• [Excerpted data]:
★ ★ ★ ★ ★ ★ ★
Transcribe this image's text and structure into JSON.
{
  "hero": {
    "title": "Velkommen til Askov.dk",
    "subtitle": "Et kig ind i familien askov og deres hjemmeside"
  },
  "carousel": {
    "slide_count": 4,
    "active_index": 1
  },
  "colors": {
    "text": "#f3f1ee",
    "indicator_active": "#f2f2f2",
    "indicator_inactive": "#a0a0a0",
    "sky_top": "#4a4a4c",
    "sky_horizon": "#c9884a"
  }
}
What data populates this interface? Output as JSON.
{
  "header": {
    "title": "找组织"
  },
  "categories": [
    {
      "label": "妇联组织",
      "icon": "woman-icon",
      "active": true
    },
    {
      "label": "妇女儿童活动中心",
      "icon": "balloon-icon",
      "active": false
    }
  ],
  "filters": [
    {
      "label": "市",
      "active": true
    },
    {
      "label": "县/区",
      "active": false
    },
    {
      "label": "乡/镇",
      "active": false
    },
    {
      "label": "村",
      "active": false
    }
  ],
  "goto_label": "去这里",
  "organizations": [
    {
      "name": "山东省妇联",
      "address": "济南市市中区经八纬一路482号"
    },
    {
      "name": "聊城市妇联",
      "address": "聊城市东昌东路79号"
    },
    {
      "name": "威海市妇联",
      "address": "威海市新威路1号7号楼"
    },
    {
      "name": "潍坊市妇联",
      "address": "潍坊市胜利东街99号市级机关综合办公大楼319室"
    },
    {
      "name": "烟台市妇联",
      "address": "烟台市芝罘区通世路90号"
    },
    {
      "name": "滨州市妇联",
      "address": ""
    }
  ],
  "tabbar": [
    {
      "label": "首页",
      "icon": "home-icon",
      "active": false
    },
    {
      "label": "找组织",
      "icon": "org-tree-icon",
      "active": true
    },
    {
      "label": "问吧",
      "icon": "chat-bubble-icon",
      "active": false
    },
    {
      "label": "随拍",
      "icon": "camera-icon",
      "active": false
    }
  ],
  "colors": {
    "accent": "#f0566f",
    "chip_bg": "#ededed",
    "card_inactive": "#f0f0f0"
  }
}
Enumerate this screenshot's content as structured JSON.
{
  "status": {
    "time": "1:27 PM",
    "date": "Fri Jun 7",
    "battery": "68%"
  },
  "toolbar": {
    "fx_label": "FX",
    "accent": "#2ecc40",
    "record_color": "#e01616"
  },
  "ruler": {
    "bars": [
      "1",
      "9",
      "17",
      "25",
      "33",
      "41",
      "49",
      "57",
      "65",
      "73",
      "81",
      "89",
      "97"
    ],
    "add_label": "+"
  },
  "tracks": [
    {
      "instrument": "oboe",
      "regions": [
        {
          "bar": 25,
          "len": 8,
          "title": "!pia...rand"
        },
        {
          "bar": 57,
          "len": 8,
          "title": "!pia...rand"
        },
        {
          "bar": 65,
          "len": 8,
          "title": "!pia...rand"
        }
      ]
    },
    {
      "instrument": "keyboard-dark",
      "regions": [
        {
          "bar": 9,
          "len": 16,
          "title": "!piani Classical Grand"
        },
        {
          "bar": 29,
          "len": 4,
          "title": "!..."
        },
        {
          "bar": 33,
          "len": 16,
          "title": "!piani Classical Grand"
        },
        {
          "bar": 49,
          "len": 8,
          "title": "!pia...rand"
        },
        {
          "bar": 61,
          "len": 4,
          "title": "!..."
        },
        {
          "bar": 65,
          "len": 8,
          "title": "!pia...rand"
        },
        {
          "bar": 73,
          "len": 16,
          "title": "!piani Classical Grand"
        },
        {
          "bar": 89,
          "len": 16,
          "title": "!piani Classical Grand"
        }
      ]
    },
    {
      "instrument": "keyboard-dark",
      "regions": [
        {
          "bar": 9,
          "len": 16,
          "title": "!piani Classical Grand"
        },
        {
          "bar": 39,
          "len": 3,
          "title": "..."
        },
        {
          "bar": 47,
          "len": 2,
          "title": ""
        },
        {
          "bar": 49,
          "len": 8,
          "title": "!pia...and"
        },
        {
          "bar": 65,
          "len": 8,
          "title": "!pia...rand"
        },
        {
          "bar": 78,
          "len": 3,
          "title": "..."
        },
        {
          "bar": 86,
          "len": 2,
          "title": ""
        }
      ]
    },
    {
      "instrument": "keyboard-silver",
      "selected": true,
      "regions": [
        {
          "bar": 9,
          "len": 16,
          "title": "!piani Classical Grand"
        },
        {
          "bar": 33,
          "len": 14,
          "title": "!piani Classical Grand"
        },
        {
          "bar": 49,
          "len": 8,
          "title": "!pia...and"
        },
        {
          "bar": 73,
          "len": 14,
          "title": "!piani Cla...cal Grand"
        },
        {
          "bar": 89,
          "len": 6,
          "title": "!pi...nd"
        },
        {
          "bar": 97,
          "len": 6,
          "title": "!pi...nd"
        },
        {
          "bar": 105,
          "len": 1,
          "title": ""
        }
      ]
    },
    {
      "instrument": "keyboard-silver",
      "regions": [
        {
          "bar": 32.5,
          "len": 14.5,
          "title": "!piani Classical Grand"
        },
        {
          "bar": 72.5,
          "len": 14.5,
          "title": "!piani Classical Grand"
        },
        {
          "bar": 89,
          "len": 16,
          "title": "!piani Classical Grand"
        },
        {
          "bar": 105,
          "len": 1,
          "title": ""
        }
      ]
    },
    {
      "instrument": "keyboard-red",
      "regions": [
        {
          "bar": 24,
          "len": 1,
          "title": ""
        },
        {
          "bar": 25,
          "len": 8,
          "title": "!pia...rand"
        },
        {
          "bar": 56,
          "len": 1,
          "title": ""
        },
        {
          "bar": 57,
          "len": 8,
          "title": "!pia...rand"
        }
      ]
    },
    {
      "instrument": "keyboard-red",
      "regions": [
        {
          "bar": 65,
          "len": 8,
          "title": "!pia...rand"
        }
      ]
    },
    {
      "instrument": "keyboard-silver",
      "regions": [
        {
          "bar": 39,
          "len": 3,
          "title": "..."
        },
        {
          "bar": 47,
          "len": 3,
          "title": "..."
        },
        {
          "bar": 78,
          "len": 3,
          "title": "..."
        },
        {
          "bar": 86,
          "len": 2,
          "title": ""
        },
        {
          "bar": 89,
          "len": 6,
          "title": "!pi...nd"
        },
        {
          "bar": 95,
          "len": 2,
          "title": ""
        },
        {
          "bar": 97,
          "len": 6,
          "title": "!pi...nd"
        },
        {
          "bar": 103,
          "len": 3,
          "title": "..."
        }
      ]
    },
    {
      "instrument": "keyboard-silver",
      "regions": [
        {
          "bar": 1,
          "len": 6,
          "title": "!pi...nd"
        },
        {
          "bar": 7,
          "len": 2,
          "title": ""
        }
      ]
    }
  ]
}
★ ★ ★ ★ ★ ★ ★
• [Challenge]: Print every record above exactly as written.

• [Finished task]:
Transcribe this image's text and structure into JSON.
{
  "hero": {
    "title": "Velkommen til Askov.dk",
    "subtitle": "Et kig ind i familien askov og deres hjemmeside"
  },
  "carousel": {
    "slide_count": 4,
    "active_index": 1
  },
  "colors": {
    "text": "#f3f1ee",
    "indicator_active": "#f2f2f2",
    "indicator_inactive": "#a0a0a0",
    "sky_top": "#4a4a4c",
    "sky_horizon": "#c9884a"
  }
}
What data populates this interface? Output as JSON.
{
  "header": {
    "title": "找组织"
  },
  "categories": [
    {
      "label": "妇联组织",
      "icon": "woman-icon",
      "active": true
    },
    {
      "label": "妇女儿童活动中心",
      "icon": "balloon-icon",
      "active": false
    }
  ],
  "filters": [
    {
      "label": "市",
      "active": true
    },
    {
      "label": "县/区",
      "active": false
    },
    {
      "label": "乡/镇",
      "active": false
    },
    {
      "label": "村",
      "active": false
    }
  ],
  "goto_label": "去这里",
  "organizations": [
    {
      "name": "山东省妇联",
      "address": "济南市市中区经八纬一路482号"
    },
    {
      "name": "聊城市妇联",
      "address": "聊城市东昌东路79号"
    },
    {
      "name": "威海市妇联",
      "address": "威海市新威路1号7号楼"
    },
    {
      "name": "潍坊市妇联",
      "address": "潍坊市胜利东街99号市级机关综合办公大楼319室"
    },
    {
      "name": "烟台市妇联",
      "address": "烟台市芝罘区通世路90号"
    },
    {
      "name": "滨州市妇联",
      "address": ""
    }
  ],
  "tabbar": [
    {
      "label": "首页",
      "icon": "home-icon",
      "active": false
    },
    {
      "label": "找组织",
      "icon": "org-tree-icon",
      "active": true
    },
    {
      "label": "问吧",
      "icon": "chat-bubble-icon",
      "active": false
    },
    {
      "label": "随拍",
      "icon": "camera-icon",
      "active": false
    }
  ],
  "colors": {
    "accent": "#f0566f",
    "chip_bg": "#ededed",
    "card_inactive": "#f0f0f0"
  }
}
Enumerate this screenshot's content as structured JSON.
{
  "status": {
    "time": "1:27 PM",
    "date": "Fri Jun 7",
    "battery": "68%"
  },
  "toolbar": {
    "fx_label": "FX",
    "accent": "#2ecc40",
    "record_color": "#e01616"
  },
  "ruler": {
    "bars": [
      "1",
      "9",
      "17",
      "25",
      "33",
      "41",
      "49",
      "57",
      "65",
      "73",
      "81",
      "89",
      "97"
    ],
    "add_label": "+"
  },
  "tracks": [
    {
      "instrument": "oboe",
      "regions": [
        {
          "bar": 25,
          "len": 8,
          "title": "!pia...rand"
        },
        {
          "bar": 57,
          "len": 8,
          "title": "!pia...rand"
        },
        {
          "bar": 65,
          "len": 8,
          "title": "!pia...rand"
        }
      ]
    },
    {
      "instrument": "keyboard-dark",
      "regions": [
        {
          "bar": 9,
          "len": 16,
          "title": "!piani Classical Grand"
        },
        {
          "bar": 29,
          "len": 4,
          "title": "!..."
        },
        {
          "bar": 33,
          "len": 16,
          "title": "!piani Classical Grand"
        },
        {
          "bar": 49,
          "len": 8,
          "title": "!pia...rand"
        },
        {
          "bar": 61,
          "len": 4,
          "title": "!..."
        },
        {
          "bar": 65,
          "len": 8,
          "title": "!pia...rand"
        },
        {
          "bar": 73,
          "len": 16,
          "title": "!piani Classical Grand"
        },
        {
          "bar": 89,
          "len": 16,
          "title": "!piani Classical Grand"
        }
      ]
    },
    {
      "instrument": "keyboard-dark",
      "regions": [
        {
          "bar": 9,
          "len": 16,
          "title": "!piani Classical Grand"
        },
        {
          "bar": 39,
          "len": 3,
          "title": "..."
        },
        {
          "bar": 47,
          "len": 2,
          "title": ""
        },
        {
          "bar": 49,
          "len": 8,
          "title": "!pia...and"
        },
        {
          "bar": 65,
          "len": 8,
          "title": "!pia...rand"
        },
        {
          "bar": 78,
          "len": 3,
          "title": "..."
        },
        {
          "bar": 86,
          "len": 2,
          "title": ""
        }
      ]
    },
    {
      "instrument": "keyboard-silver",
      "selected": true,
      "regions": [
        {
          "bar": 9,
          "len": 16,
          "title": "!piani Classical Grand"
        },
        {
          "bar": 33,
          "len": 14,
          "title": "!piani Classical Grand"
        },
        {
          "bar": 49,
          "len": 8,
          "title": "!pia...and"
        },
        {
          "bar": 73,
          "len": 14,
          "title": "!piani Cla...cal Grand"
        },
        {
          "bar": 89,
          "len": 6,
          "title": "!pi...nd"
        },
        {
          "bar": 97,
          "len": 6,
          "title": "!pi...nd"
        },
        {
          "bar": 105,
          "len": 1,
          "title": ""
        }
      ]
    },
    {
      "instrument": "keyboard-silver",
      "regions": [
        {
          "bar": 32.5,
          "len": 14.5,
          "title": "!piani Classical Grand"
        },
        {
          "bar": 72.5,
          "len": 14.5,
          "title": "!piani Classical Grand"
        },
        {
          "bar": 89,
          "len": 16,
          "title": "!piani Classical Grand"
        },
        {
          "bar": 105,
          "len": 1,
          "title": ""
        }
      ]
    },
    {
      "instrument": "keyboard-red",
      "regions": [
        {
          "bar": 24,
          "len": 1,
          "title": ""
        },
        {
          "bar": 25,
          "len": 8,
          "title": "!pia...rand"
        },
        {
          "bar": 56,
          "len": 1,
          "title": ""
        },
        {
          "bar": 57,
          "len": 8,
          "title": "!pia...rand"
        }
      ]
    },
    {
      "instrument": "keyboard-red",
      "regions": [
        {
          "bar": 65,
          "len": 8,
          "title": "!pia...rand"
        }
      ]
    },
    {
      "instrument": "keyboard-silver",
      "regions": [
        {
          "bar": 39,
          "len": 3,
          "title": "..."
        },
        {
          "bar": 47,
          "len": 3,
          "title": "..."
        },
        {
          "bar": 78,
          "len": 3,
          "title": "..."
        },
        {
          "bar": 86,
          "len": 2,
          "title": ""
        },
        {
          "bar": 89,
          "len": 6,
          "title": "!pi...nd"
        },
        {
          "bar": 95,
          "len": 2,
          "title": ""
        },
        {
          "bar": 97,
          "len": 6,
          "title": "!pi...nd"
        },
        {
          "bar": 103,
          "len": 3,
          "title": "..."
        }
      ]
    },
    {
      "instrument": "keyboard-silver",
      "regions": [
        {
          "bar": 1,
          "len": 6,
          "title": "!pi...nd"
        },
        {
          "bar": 7,
          "len": 2,
          "title": ""
        }
      ]
    }
  ]
}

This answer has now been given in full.